* _Records shown_
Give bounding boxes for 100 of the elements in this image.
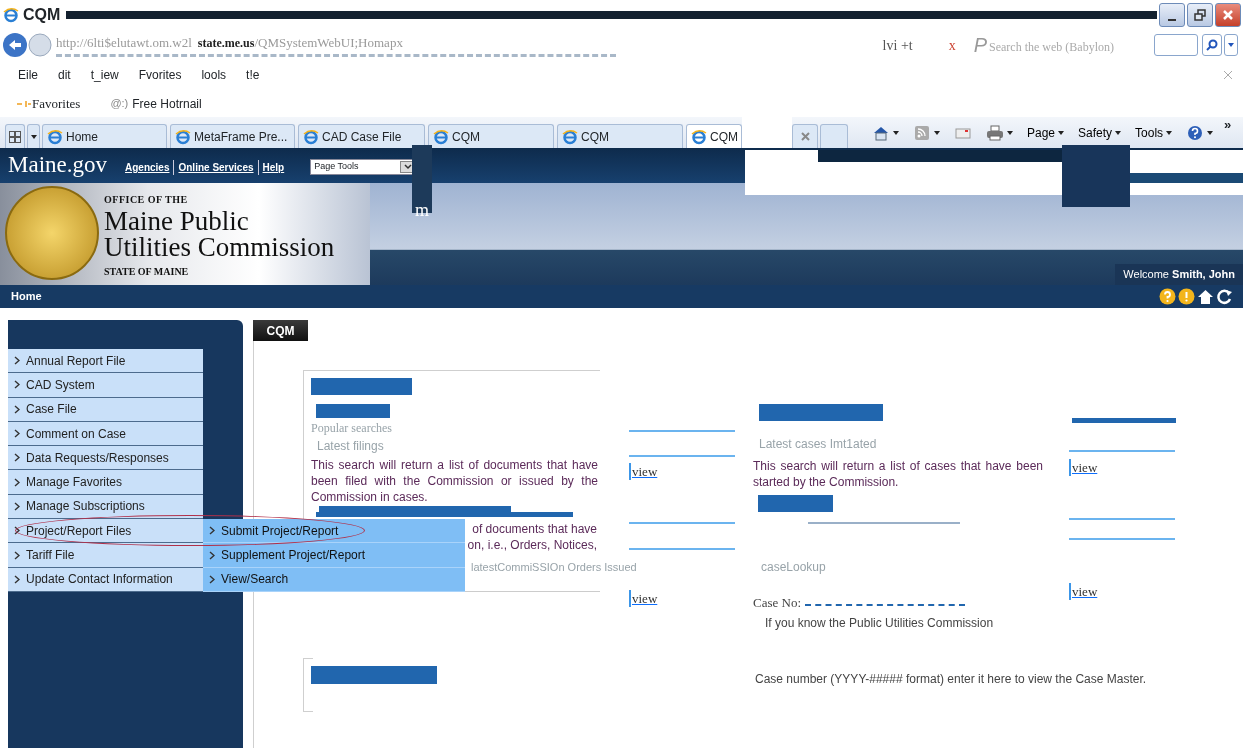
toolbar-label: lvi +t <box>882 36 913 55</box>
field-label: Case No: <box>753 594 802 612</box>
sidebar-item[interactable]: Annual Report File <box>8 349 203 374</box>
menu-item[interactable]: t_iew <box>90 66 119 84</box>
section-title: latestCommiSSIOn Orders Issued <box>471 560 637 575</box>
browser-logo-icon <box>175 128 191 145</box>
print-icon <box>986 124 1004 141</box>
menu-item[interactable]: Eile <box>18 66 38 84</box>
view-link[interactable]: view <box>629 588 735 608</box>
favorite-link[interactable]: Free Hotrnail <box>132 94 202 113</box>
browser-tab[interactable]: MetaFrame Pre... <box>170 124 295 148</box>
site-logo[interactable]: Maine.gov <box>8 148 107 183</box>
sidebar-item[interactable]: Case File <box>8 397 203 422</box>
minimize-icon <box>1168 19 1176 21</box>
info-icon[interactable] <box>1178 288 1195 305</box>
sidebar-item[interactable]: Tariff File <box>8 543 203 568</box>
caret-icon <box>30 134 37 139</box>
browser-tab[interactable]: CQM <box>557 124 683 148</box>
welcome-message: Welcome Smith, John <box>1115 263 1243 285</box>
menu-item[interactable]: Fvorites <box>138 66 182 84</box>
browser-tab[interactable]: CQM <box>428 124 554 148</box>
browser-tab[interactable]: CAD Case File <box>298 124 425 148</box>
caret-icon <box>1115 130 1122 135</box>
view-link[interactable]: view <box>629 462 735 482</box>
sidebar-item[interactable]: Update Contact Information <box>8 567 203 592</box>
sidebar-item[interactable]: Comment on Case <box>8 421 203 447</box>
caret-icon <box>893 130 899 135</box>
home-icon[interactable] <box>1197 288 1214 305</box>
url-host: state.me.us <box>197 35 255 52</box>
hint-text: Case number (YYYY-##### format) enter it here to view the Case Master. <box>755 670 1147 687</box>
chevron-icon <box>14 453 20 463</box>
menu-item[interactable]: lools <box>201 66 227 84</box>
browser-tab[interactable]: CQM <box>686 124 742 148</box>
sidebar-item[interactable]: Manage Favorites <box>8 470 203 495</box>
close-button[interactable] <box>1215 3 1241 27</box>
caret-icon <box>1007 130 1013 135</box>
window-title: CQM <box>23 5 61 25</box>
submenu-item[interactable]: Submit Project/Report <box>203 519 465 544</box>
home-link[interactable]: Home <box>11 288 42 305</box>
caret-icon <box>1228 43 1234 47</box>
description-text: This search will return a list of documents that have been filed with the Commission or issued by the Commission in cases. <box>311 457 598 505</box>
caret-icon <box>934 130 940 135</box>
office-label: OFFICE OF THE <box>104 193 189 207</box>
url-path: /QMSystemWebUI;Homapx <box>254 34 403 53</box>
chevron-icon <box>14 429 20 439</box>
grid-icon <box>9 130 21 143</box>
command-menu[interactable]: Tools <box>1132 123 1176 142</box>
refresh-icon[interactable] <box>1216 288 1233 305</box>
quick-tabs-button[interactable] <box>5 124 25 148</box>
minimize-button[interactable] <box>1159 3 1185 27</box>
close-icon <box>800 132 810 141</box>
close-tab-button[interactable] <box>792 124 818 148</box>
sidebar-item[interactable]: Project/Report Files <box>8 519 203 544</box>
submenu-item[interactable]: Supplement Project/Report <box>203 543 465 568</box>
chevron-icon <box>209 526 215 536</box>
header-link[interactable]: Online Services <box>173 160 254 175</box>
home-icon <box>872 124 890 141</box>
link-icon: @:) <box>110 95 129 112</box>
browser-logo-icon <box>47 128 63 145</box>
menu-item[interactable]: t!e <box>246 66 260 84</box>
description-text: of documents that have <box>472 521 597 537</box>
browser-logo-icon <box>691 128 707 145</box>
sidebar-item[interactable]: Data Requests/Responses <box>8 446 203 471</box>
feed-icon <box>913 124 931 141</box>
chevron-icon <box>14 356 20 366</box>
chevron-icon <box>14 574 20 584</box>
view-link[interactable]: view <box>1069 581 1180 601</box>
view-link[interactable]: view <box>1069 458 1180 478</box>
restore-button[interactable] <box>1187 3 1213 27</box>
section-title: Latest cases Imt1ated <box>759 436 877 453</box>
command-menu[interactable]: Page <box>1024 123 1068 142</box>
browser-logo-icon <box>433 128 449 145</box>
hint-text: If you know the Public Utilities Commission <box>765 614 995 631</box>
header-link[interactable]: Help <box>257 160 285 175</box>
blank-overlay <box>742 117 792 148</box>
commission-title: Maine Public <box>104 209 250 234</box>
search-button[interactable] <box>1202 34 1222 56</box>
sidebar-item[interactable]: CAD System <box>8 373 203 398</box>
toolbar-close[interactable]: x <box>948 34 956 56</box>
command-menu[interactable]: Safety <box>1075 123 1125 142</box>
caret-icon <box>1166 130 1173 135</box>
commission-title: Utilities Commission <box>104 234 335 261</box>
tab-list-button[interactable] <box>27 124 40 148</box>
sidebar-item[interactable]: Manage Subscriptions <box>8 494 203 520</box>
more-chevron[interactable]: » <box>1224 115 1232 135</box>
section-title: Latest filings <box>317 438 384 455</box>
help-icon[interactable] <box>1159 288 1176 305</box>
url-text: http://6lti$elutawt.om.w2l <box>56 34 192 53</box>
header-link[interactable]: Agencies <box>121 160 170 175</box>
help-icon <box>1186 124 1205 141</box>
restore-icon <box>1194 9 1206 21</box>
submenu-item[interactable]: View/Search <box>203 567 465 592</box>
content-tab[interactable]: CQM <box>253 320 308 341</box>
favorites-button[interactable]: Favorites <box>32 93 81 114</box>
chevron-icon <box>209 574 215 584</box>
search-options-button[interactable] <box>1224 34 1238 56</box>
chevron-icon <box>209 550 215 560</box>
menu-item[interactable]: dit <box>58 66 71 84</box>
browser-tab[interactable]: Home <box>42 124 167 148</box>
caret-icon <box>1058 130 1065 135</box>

---

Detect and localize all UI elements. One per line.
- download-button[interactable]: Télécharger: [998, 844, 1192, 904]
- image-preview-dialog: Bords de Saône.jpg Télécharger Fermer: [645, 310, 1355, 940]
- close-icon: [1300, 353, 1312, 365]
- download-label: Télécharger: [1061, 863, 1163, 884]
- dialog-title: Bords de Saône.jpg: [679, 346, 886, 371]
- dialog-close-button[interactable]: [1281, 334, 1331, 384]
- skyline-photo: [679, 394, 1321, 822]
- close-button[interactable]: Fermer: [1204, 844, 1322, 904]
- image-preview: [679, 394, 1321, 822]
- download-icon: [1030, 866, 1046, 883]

---

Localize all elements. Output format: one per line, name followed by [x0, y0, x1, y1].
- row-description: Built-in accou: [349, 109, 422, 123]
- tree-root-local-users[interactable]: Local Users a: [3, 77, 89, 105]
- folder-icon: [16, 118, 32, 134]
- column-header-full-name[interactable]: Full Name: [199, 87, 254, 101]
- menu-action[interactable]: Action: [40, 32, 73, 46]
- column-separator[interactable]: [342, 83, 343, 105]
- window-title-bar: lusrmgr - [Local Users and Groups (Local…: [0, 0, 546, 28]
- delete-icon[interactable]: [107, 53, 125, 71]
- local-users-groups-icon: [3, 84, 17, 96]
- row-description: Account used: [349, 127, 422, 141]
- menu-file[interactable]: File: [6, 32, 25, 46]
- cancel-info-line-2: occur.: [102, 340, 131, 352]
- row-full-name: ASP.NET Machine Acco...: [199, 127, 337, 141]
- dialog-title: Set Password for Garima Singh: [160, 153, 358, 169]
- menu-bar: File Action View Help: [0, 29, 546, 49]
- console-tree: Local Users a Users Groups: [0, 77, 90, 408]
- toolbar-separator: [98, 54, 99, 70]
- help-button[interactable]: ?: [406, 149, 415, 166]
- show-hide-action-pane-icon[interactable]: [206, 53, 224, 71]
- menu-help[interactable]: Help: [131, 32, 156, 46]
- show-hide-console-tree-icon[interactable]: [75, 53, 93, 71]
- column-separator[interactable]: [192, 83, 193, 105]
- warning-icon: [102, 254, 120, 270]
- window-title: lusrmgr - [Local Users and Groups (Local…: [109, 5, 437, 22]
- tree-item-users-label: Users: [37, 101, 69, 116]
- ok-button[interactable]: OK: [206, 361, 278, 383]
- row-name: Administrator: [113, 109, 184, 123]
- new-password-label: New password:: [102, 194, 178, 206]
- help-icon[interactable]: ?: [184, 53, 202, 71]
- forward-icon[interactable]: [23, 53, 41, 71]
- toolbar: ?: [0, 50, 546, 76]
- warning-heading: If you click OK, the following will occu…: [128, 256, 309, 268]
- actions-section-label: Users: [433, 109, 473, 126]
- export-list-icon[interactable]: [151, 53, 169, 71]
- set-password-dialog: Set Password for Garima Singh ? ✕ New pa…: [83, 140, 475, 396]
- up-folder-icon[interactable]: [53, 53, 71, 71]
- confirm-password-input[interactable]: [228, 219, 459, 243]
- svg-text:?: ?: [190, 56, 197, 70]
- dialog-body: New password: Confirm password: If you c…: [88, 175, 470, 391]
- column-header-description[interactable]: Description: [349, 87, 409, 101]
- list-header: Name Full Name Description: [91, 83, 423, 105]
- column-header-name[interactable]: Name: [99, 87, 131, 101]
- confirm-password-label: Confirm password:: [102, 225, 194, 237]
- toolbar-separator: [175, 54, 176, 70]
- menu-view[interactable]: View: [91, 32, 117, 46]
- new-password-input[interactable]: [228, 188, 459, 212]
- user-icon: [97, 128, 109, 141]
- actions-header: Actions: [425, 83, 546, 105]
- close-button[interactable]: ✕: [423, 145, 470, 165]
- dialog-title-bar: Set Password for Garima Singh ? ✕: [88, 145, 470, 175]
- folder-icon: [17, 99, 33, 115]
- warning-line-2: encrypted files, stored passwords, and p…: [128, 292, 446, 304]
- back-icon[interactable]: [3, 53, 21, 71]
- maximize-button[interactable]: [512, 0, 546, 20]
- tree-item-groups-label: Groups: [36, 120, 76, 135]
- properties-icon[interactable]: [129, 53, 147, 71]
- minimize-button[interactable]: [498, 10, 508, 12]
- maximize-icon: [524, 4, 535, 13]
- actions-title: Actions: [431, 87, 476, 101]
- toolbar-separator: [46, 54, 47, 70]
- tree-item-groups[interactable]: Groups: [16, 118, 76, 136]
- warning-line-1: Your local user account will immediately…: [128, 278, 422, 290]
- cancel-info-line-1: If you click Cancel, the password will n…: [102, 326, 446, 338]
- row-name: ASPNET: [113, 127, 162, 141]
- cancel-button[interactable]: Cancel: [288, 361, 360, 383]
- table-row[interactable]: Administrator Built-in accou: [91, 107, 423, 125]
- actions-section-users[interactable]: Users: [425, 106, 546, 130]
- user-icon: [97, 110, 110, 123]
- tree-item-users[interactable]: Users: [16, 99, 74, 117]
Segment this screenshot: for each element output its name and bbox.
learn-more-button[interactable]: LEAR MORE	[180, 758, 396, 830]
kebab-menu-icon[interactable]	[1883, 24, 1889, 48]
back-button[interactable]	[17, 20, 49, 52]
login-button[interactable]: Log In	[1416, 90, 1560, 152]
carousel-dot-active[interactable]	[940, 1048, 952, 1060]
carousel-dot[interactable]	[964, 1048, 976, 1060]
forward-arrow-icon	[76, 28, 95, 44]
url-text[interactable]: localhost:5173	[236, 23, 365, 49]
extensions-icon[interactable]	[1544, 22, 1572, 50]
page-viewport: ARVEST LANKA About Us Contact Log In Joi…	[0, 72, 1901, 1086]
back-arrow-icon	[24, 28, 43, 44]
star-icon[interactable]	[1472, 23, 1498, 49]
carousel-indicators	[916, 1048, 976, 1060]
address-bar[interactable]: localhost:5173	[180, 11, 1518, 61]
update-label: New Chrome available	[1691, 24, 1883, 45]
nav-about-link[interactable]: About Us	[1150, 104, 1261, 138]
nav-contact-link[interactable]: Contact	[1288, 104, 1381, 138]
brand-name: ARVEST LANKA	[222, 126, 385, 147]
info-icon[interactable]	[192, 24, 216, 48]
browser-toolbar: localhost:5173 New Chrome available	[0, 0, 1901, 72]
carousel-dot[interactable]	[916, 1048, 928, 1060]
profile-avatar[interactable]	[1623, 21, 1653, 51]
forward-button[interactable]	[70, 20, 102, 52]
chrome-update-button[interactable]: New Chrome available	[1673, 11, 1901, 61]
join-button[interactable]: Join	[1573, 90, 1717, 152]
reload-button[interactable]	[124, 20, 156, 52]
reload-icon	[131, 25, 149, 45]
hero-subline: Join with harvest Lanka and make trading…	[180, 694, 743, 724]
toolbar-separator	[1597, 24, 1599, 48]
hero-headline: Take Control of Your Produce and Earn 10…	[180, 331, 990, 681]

* _Given instruction_
Render the items as a numbered list with blank lines omitted, starting with the line that contains "Detect and localize" and going on through the line that contains "- download-icon: [1030, 866, 1046, 883]".

* _The result_
1. Detect and localize all UI elements. One per line.
2. - download-button[interactable]: Télécharger: [998, 844, 1192, 904]
3. - image-preview-dialog: Bords de Saône.jpg Télécharger Fermer: [645, 310, 1355, 940]
4. - close-icon: [1300, 353, 1312, 365]
5. - download-label: Télécharger: [1061, 863, 1163, 884]
6. - dialog-title: Bords de Saône.jpg: [679, 346, 886, 371]
7. - dialog-close-button[interactable]: [1281, 334, 1331, 384]
8. - skyline-photo: [679, 394, 1321, 822]
9. - close-button[interactable]: Fermer: [1204, 844, 1322, 904]
10. - image-preview: [679, 394, 1321, 822]
11. - download-icon: [1030, 866, 1046, 883]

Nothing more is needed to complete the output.